* [RECORDS PROVIDED]:
--- Begin ---

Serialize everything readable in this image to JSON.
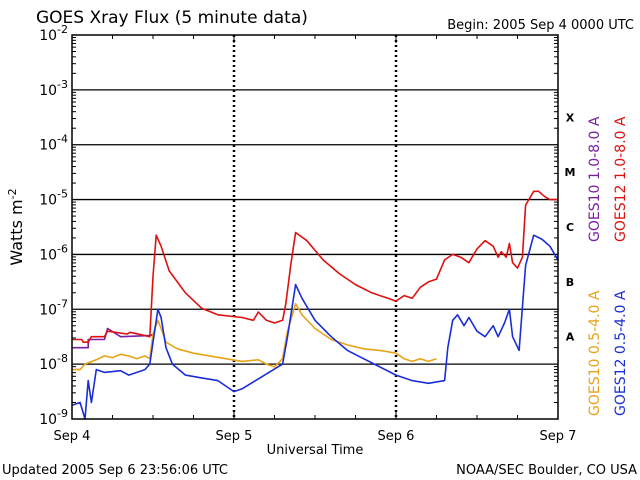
{
  "header": {
    "title": "GOES Xray Flux (5 minute data)",
    "begin": "Begin:  2005 Sep 4 0000 UTC"
  },
  "footer": {
    "updated": "Updated 2005 Sep  6 23:56:06 UTC",
    "source": "NOAA/SEC Boulder, CO USA"
  },
  "chart_data": {
    "type": "line",
    "ylabel": "Watts m",
    "ylabel_sup": "-2",
    "xlabel": "Universal Time",
    "y_scale": "log",
    "ylim_exp": [
      -9,
      -2
    ],
    "y_ticks": [
      {
        "exp": -2,
        "base": "10",
        "sup": "-2"
      },
      {
        "exp": -3,
        "base": "10",
        "sup": "-3"
      },
      {
        "exp": -4,
        "base": "10",
        "sup": "-4"
      },
      {
        "exp": -5,
        "base": "10",
        "sup": "-5"
      },
      {
        "exp": -6,
        "base": "10",
        "sup": "-6"
      },
      {
        "exp": -7,
        "base": "10",
        "sup": "-7"
      },
      {
        "exp": -8,
        "base": "10",
        "sup": "-8"
      },
      {
        "exp": -9,
        "base": "10",
        "sup": "-9"
      }
    ],
    "x_ticks": [
      {
        "day": 0,
        "label": "Sep 4"
      },
      {
        "day": 1,
        "label": "Sep 5"
      },
      {
        "day": 2,
        "label": "Sep 6"
      },
      {
        "day": 3,
        "label": "Sep 7"
      }
    ],
    "xlim_days": [
      0,
      3
    ],
    "flare_classes": [
      {
        "label": "X",
        "exp": -3.5
      },
      {
        "label": "M",
        "exp": -4.5
      },
      {
        "label": "C",
        "exp": -5.5
      },
      {
        "label": "B",
        "exp": -6.5
      },
      {
        "label": "A",
        "exp": -7.5
      }
    ],
    "grid": true,
    "legend_position": "right, rotated",
    "series": [
      {
        "name": "GOES10 1.0-8.0 A",
        "color": "#7a1fa2",
        "points": [
          [
            0.0,
            -7.7
          ],
          [
            0.1,
            -7.7
          ],
          [
            0.1,
            -7.55
          ],
          [
            0.2,
            -7.55
          ],
          [
            0.22,
            -7.35
          ],
          [
            0.3,
            -7.5
          ],
          [
            0.48,
            -7.48
          ],
          [
            0.5,
            -7.46
          ]
        ]
      },
      {
        "name": "GOES12 1.0-8.0 A",
        "color": "#dd1111",
        "points": [
          [
            0.0,
            -7.55
          ],
          [
            0.06,
            -7.55
          ],
          [
            0.07,
            -7.6
          ],
          [
            0.1,
            -7.6
          ],
          [
            0.12,
            -7.5
          ],
          [
            0.2,
            -7.5
          ],
          [
            0.22,
            -7.4
          ],
          [
            0.34,
            -7.45
          ],
          [
            0.36,
            -7.42
          ],
          [
            0.48,
            -7.5
          ],
          [
            0.5,
            -6.4
          ],
          [
            0.52,
            -5.65
          ],
          [
            0.55,
            -5.85
          ],
          [
            0.6,
            -6.3
          ],
          [
            0.7,
            -6.7
          ],
          [
            0.8,
            -6.98
          ],
          [
            0.9,
            -7.1
          ],
          [
            1.05,
            -7.15
          ],
          [
            1.12,
            -7.2
          ],
          [
            1.15,
            -7.05
          ],
          [
            1.2,
            -7.2
          ],
          [
            1.25,
            -7.25
          ],
          [
            1.3,
            -7.2
          ],
          [
            1.32,
            -6.9
          ],
          [
            1.35,
            -6.2
          ],
          [
            1.38,
            -5.6
          ],
          [
            1.45,
            -5.75
          ],
          [
            1.55,
            -6.1
          ],
          [
            1.65,
            -6.35
          ],
          [
            1.75,
            -6.55
          ],
          [
            1.85,
            -6.7
          ],
          [
            1.95,
            -6.8
          ],
          [
            2.0,
            -6.85
          ],
          [
            2.05,
            -6.75
          ],
          [
            2.1,
            -6.8
          ],
          [
            2.15,
            -6.6
          ],
          [
            2.2,
            -6.5
          ],
          [
            2.25,
            -6.45
          ],
          [
            2.3,
            -6.1
          ],
          [
            2.35,
            -6.0
          ],
          [
            2.4,
            -6.05
          ],
          [
            2.45,
            -6.15
          ],
          [
            2.5,
            -5.9
          ],
          [
            2.55,
            -5.75
          ],
          [
            2.6,
            -5.85
          ],
          [
            2.63,
            -6.05
          ],
          [
            2.65,
            -5.95
          ],
          [
            2.68,
            -6.05
          ],
          [
            2.7,
            -5.8
          ],
          [
            2.72,
            -6.15
          ],
          [
            2.75,
            -6.25
          ],
          [
            2.78,
            -6.05
          ],
          [
            2.8,
            -5.1
          ],
          [
            2.85,
            -4.85
          ],
          [
            2.88,
            -4.85
          ],
          [
            2.92,
            -4.95
          ],
          [
            2.95,
            -5.0
          ],
          [
            3.0,
            -5.0
          ]
        ]
      },
      {
        "name": "GOES10 0.5-4.0 A",
        "color": "#e8a317",
        "points": [
          [
            0.0,
            -8.1
          ],
          [
            0.05,
            -8.1
          ],
          [
            0.08,
            -8.0
          ],
          [
            0.15,
            -7.92
          ],
          [
            0.2,
            -7.85
          ],
          [
            0.25,
            -7.88
          ],
          [
            0.3,
            -7.82
          ],
          [
            0.35,
            -7.85
          ],
          [
            0.4,
            -7.9
          ],
          [
            0.45,
            -7.85
          ],
          [
            0.48,
            -7.9
          ],
          [
            0.5,
            -7.45
          ],
          [
            0.53,
            -7.2
          ],
          [
            0.55,
            -7.35
          ],
          [
            0.58,
            -7.6
          ],
          [
            0.65,
            -7.72
          ],
          [
            0.75,
            -7.8
          ],
          [
            0.85,
            -7.85
          ],
          [
            0.95,
            -7.9
          ],
          [
            1.05,
            -7.95
          ],
          [
            1.15,
            -7.92
          ],
          [
            1.2,
            -8.0
          ],
          [
            1.25,
            -8.05
          ],
          [
            1.3,
            -7.9
          ],
          [
            1.33,
            -7.4
          ],
          [
            1.38,
            -6.9
          ],
          [
            1.42,
            -7.1
          ],
          [
            1.5,
            -7.35
          ],
          [
            1.6,
            -7.55
          ],
          [
            1.7,
            -7.65
          ],
          [
            1.8,
            -7.72
          ],
          [
            1.9,
            -7.75
          ],
          [
            2.0,
            -7.8
          ],
          [
            2.05,
            -7.9
          ],
          [
            2.1,
            -7.95
          ],
          [
            2.15,
            -7.9
          ],
          [
            2.2,
            -7.95
          ],
          [
            2.25,
            -7.9
          ]
        ]
      },
      {
        "name": "GOES12 0.5-4.0 A",
        "color": "#1a2ed8",
        "points": [
          [
            0.0,
            -8.75
          ],
          [
            0.05,
            -8.7
          ],
          [
            0.08,
            -9.0
          ],
          [
            0.1,
            -8.3
          ],
          [
            0.12,
            -8.7
          ],
          [
            0.15,
            -8.1
          ],
          [
            0.2,
            -8.15
          ],
          [
            0.3,
            -8.12
          ],
          [
            0.35,
            -8.2
          ],
          [
            0.4,
            -8.15
          ],
          [
            0.45,
            -8.1
          ],
          [
            0.48,
            -8.0
          ],
          [
            0.5,
            -7.6
          ],
          [
            0.53,
            -7.0
          ],
          [
            0.55,
            -7.15
          ],
          [
            0.58,
            -7.7
          ],
          [
            0.62,
            -8.0
          ],
          [
            0.7,
            -8.2
          ],
          [
            0.8,
            -8.25
          ],
          [
            0.9,
            -8.3
          ],
          [
            0.95,
            -8.4
          ],
          [
            1.0,
            -8.5
          ],
          [
            1.05,
            -8.45
          ],
          [
            1.3,
            -8.0
          ],
          [
            1.33,
            -7.5
          ],
          [
            1.38,
            -6.55
          ],
          [
            1.42,
            -6.8
          ],
          [
            1.5,
            -7.2
          ],
          [
            1.6,
            -7.5
          ],
          [
            1.7,
            -7.75
          ],
          [
            1.8,
            -7.9
          ],
          [
            1.9,
            -8.05
          ],
          [
            2.0,
            -8.2
          ],
          [
            2.05,
            -8.25
          ],
          [
            2.1,
            -8.3
          ],
          [
            2.2,
            -8.35
          ],
          [
            2.3,
            -8.3
          ],
          [
            2.32,
            -7.7
          ],
          [
            2.35,
            -7.2
          ],
          [
            2.38,
            -7.1
          ],
          [
            2.42,
            -7.3
          ],
          [
            2.45,
            -7.15
          ],
          [
            2.5,
            -7.4
          ],
          [
            2.55,
            -7.5
          ],
          [
            2.6,
            -7.3
          ],
          [
            2.63,
            -7.5
          ],
          [
            2.67,
            -7.25
          ],
          [
            2.7,
            -7.0
          ],
          [
            2.72,
            -7.5
          ],
          [
            2.76,
            -7.75
          ],
          [
            2.8,
            -6.2
          ],
          [
            2.85,
            -5.65
          ],
          [
            2.9,
            -5.72
          ],
          [
            2.95,
            -5.85
          ],
          [
            3.0,
            -6.1
          ]
        ]
      }
    ]
  }
}
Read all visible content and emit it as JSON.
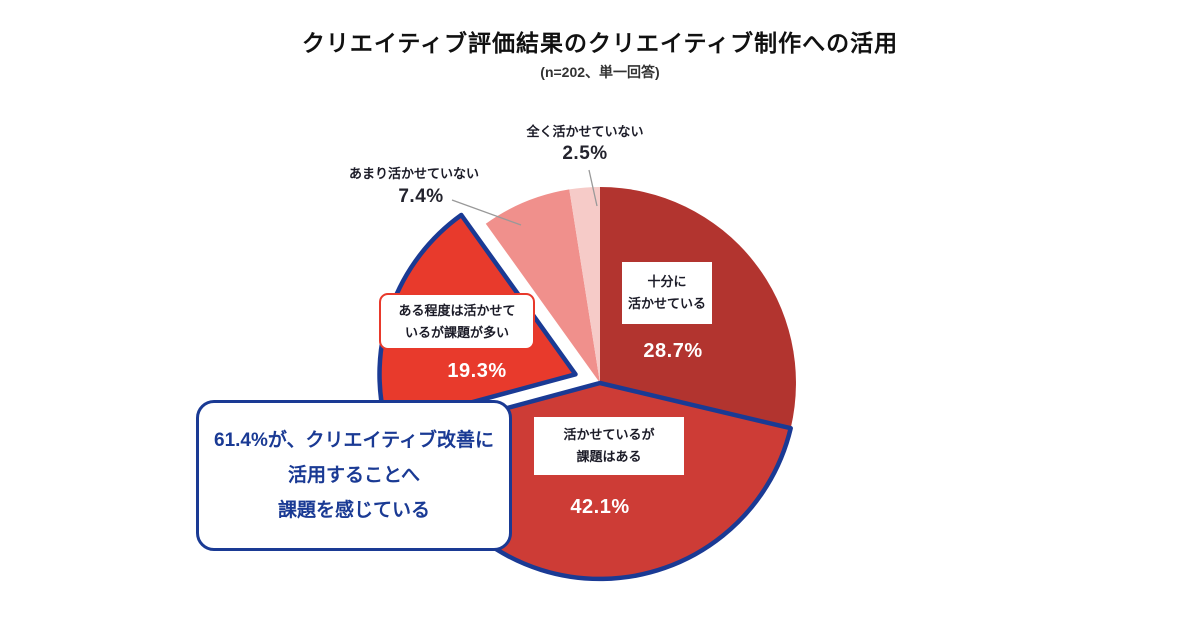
{
  "header": {
    "title": "クリエイティブ評価結果のクリエイティブ制作への活用",
    "subtitle": "(n=202、単一回答)"
  },
  "chart_data": {
    "type": "pie",
    "title": "クリエイティブ評価結果のクリエイティブ制作への活用",
    "subtitle": "(n=202、単一回答)",
    "sample_size": 202,
    "start_angle_deg": 0,
    "direction": "clockwise",
    "slices": [
      {
        "label": "十分に活かせている",
        "value": 28.7,
        "pct_label": "28.7%",
        "color": "#b2342f",
        "outlined": false,
        "exploded": false
      },
      {
        "label": "活かせているが課題はある",
        "value": 42.1,
        "pct_label": "42.1%",
        "color": "#cd3c36",
        "outlined": true,
        "exploded": false
      },
      {
        "label": "ある程度は活かせているが課題が多い",
        "value": 19.3,
        "pct_label": "19.3%",
        "color": "#e83a2c",
        "outlined": true,
        "exploded": true
      },
      {
        "label": "あまり活かせていない",
        "value": 7.4,
        "pct_label": "7.4%",
        "color": "#f0908c",
        "outlined": false,
        "exploded": false
      },
      {
        "label": "全く活かせていない",
        "value": 2.5,
        "pct_label": "2.5%",
        "color": "#f6cbc8",
        "outlined": false,
        "exploded": false
      }
    ],
    "outline_color": "#1a3a94",
    "annotation": "61.4%が、クリエイティブ改善に活用することへ課題を感じている"
  },
  "labels": {
    "none_at_all": "全く活かせていない",
    "none_at_all_pct": "2.5%",
    "not_much": "あまり活かせていない",
    "not_much_pct": "7.4%",
    "fully_line1": "十分に",
    "fully_line2": "活かせている",
    "fully_pct": "28.7%",
    "some_line1": "ある程度は活かせて",
    "some_line2": "いるが課題が多い",
    "some_pct": "19.3%",
    "issues_line1": "活かせているが",
    "issues_line2": "課題はある",
    "issues_pct": "42.1%"
  },
  "callout": {
    "line1": "61.4%が、クリエイティブ改善に",
    "line2": "活用することへ",
    "line3": "課題を感じている"
  },
  "colors": {
    "accent_blue": "#1a3a94",
    "highlight_red_border": "#e8392b",
    "leader_line": "#999999"
  }
}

--- End ---

* [INSTRUCTIONS FOR THE TASK]:
Extract, from the listing above, every line where the string "true" occurs.

* [EXERCISE ANSWER]:
    "grid": true,
        "outlined": true,
        "outlined": true,
        "exploded": true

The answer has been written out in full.